*DATA LINES*.
■ ■ ■

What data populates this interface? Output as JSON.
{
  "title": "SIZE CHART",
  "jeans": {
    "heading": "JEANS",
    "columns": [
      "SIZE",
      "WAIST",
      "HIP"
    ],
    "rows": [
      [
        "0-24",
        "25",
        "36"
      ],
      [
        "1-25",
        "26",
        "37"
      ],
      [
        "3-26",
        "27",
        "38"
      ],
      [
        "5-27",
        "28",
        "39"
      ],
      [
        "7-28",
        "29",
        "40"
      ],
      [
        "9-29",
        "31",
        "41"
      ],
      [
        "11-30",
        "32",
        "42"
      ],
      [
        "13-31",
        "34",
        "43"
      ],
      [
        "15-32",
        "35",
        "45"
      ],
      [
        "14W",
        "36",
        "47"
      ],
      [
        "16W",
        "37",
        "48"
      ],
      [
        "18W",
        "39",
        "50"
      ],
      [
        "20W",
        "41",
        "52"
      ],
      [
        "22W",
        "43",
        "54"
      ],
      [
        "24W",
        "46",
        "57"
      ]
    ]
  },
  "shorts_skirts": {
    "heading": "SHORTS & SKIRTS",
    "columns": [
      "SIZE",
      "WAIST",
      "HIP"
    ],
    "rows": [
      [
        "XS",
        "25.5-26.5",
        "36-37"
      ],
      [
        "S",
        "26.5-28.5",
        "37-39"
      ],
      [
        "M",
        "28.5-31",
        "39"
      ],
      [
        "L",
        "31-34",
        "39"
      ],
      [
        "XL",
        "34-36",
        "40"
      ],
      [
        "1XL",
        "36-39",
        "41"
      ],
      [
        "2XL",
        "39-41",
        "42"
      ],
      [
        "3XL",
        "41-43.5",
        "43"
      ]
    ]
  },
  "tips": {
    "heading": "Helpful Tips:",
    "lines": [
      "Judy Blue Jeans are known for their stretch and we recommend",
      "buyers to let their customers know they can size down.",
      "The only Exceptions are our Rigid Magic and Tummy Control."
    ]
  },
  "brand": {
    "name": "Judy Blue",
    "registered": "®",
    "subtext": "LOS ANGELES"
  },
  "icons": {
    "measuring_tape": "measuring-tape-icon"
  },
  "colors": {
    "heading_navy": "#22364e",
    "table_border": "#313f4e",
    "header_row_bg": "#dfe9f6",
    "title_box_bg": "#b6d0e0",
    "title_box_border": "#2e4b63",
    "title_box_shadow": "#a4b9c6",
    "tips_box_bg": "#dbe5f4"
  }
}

■ ■ ■

Give every line of the material again, exactly as it reads.

*FULL SOLUTION*.
What data populates this interface? Output as JSON.
{
  "title": "SIZE CHART",
  "jeans": {
    "heading": "JEANS",
    "columns": [
      "SIZE",
      "WAIST",
      "HIP"
    ],
    "rows": [
      [
        "0-24",
        "25",
        "36"
      ],
      [
        "1-25",
        "26",
        "37"
      ],
      [
        "3-26",
        "27",
        "38"
      ],
      [
        "5-27",
        "28",
        "39"
      ],
      [
        "7-28",
        "29",
        "40"
      ],
      [
        "9-29",
        "31",
        "41"
      ],
      [
        "11-30",
        "32",
        "42"
      ],
      [
        "13-31",
        "34",
        "43"
      ],
      [
        "15-32",
        "35",
        "45"
      ],
      [
        "14W",
        "36",
        "47"
      ],
      [
        "16W",
        "37",
        "48"
      ],
      [
        "18W",
        "39",
        "50"
      ],
      [
        "20W",
        "41",
        "52"
      ],
      [
        "22W",
        "43",
        "54"
      ],
      [
        "24W",
        "46",
        "57"
      ]
    ]
  },
  "shorts_skirts": {
    "heading": "SHORTS & SKIRTS",
    "columns": [
      "SIZE",
      "WAIST",
      "HIP"
    ],
    "rows": [
      [
        "XS",
        "25.5-26.5",
        "36-37"
      ],
      [
        "S",
        "26.5-28.5",
        "37-39"
      ],
      [
        "M",
        "28.5-31",
        "39"
      ],
      [
        "L",
        "31-34",
        "39"
      ],
      [
        "XL",
        "34-36",
        "40"
      ],
      [
        "1XL",
        "36-39",
        "41"
      ],
      [
        "2XL",
        "39-41",
        "42"
      ],
      [
        "3XL",
        "41-43.5",
        "43"
      ]
    ]
  },
  "tips": {
    "heading": "Helpful Tips:",
    "lines": [
      "Judy Blue Jeans are known for their stretch and we recommend",
      "buyers to let their customers know they can size down.",
      "The only Exceptions are our Rigid Magic and Tummy Control."
    ]
  },
  "brand": {
    "name": "Judy Blue",
    "registered": "®",
    "subtext": "LOS ANGELES"
  },
  "icons": {
    "measuring_tape": "measuring-tape-icon"
  },
  "colors": {
    "heading_navy": "#22364e",
    "table_border": "#313f4e",
    "header_row_bg": "#dfe9f6",
    "title_box_bg": "#b6d0e0",
    "title_box_border": "#2e4b63",
    "title_box_shadow": "#a4b9c6",
    "tips_box_bg": "#dbe5f4"
  }
}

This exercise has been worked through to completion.